In full and without alteration, repeat the material.

··· WORKING DATA ···

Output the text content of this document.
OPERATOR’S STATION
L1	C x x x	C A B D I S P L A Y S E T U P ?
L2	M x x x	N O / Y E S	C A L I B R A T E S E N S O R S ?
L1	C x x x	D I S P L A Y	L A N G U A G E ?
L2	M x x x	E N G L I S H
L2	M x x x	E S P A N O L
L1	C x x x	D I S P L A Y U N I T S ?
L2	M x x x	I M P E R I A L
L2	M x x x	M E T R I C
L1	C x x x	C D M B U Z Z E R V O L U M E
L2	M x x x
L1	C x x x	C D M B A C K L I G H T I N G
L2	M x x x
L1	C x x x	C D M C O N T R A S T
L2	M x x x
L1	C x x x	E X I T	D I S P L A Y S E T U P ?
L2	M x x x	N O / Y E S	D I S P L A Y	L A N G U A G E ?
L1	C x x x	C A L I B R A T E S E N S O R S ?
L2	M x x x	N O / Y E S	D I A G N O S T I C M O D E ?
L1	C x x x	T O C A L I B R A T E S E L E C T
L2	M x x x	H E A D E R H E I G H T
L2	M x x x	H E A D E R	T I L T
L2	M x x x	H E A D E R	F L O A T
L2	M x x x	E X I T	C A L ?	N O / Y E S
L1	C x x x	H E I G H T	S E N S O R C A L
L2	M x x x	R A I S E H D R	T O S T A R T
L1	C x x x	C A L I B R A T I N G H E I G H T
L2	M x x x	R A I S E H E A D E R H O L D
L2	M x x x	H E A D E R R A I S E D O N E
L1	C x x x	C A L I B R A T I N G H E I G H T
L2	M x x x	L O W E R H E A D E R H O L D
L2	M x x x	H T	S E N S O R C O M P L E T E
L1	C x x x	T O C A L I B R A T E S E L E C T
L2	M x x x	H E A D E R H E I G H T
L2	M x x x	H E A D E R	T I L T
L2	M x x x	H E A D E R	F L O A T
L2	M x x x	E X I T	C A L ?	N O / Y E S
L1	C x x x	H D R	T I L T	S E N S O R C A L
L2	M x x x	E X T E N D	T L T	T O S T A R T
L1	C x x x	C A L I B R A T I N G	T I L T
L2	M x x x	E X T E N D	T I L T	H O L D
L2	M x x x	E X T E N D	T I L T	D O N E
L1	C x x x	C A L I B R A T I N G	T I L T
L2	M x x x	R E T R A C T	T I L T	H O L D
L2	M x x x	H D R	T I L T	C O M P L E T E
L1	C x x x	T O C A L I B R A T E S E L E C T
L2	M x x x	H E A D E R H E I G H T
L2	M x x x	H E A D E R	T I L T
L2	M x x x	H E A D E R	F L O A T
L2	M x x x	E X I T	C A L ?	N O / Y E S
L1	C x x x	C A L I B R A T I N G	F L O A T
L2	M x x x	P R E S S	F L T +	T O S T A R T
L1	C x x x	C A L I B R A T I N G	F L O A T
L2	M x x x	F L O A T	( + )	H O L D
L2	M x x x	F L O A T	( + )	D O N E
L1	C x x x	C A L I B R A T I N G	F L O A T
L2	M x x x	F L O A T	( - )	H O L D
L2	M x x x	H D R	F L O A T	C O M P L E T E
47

···

## COMPLETE ANSWER
Output the text content of this document.
OPERATOR’S STATION
L1	C x x x	C A B D I S P L A Y S E T U P ?
L2	M x x x	N O / Y E S	C A L I B R A T E S E N S O R S ?
L1	C x x x	D I S P L A Y	L A N G U A G E ?
L2	M x x x	E N G L I S H
L2	M x x x	E S P A N O L
L1	C x x x	D I S P L A Y U N I T S ?
L2	M x x x	I M P E R I A L
L2	M x x x	M E T R I C
L1	C x x x	C D M B U Z Z E R V O L U M E
L2	M x x x
L1	C x x x	C D M B A C K L I G H T I N G
L2	M x x x
L1	C x x x	C D M C O N T R A S T
L2	M x x x
L1	C x x x	E X I T	D I S P L A Y S E T U P ?
L2	M x x x	N O / Y E S	D I S P L A Y	L A N G U A G E ?
L1	C x x x	C A L I B R A T E S E N S O R S ?
L2	M x x x	N O / Y E S	D I A G N O S T I C M O D E ?
L1	C x x x	T O C A L I B R A T E S E L E C T
L2	M x x x	H E A D E R H E I G H T
L2	M x x x	H E A D E R	T I L T
L2	M x x x	H E A D E R	F L O A T
L2	M x x x	E X I T	C A L ?	N O / Y E S
L1	C x x x	H E I G H T	S E N S O R C A L
L2	M x x x	R A I S E H D R	T O S T A R T
L1	C x x x	C A L I B R A T I N G H E I G H T
L2	M x x x	R A I S E H E A D E R H O L D
L2	M x x x	H E A D E R R A I S E D O N E
L1	C x x x	C A L I B R A T I N G H E I G H T
L2	M x x x	L O W E R H E A D E R H O L D
L2	M x x x	H T	S E N S O R C O M P L E T E
L1	C x x x	T O C A L I B R A T E S E L E C T
L2	M x x x	H E A D E R H E I G H T
L2	M x x x	H E A D E R	T I L T
L2	M x x x	H E A D E R	F L O A T
L2	M x x x	E X I T	C A L ?	N O / Y E S
L1	C x x x	H D R	T I L T	S E N S O R C A L
L2	M x x x	E X T E N D	T L T	T O S T A R T
L1	C x x x	C A L I B R A T I N G	T I L T
L2	M x x x	E X T E N D	T I L T	H O L D
L2	M x x x	E X T E N D	T I L T	D O N E
L1	C x x x	C A L I B R A T I N G	T I L T
L2	M x x x	R E T R A C T	T I L T	H O L D
L2	M x x x	H D R	T I L T	C O M P L E T E
L1	C x x x	T O C A L I B R A T E S E L E C T
L2	M x x x	H E A D E R H E I G H T
L2	M x x x	H E A D E R	T I L T
L2	M x x x	H E A D E R	F L O A T
L2	M x x x	E X I T	C A L ?	N O / Y E S
L1	C x x x	C A L I B R A T I N G	F L O A T
L2	M x x x	P R E S S	F L T +	T O S T A R T
L1	C x x x	C A L I B R A T I N G	F L O A T
L2	M x x x	F L O A T	( + )	H O L D
L2	M x x x	F L O A T	( + )	D O N E
L1	C x x x	C A L I B R A T I N G	F L O A T
L2	M x x x	F L O A T	( - )	H O L D
L2	M x x x	H D R	F L O A T	C O M P L E T E
47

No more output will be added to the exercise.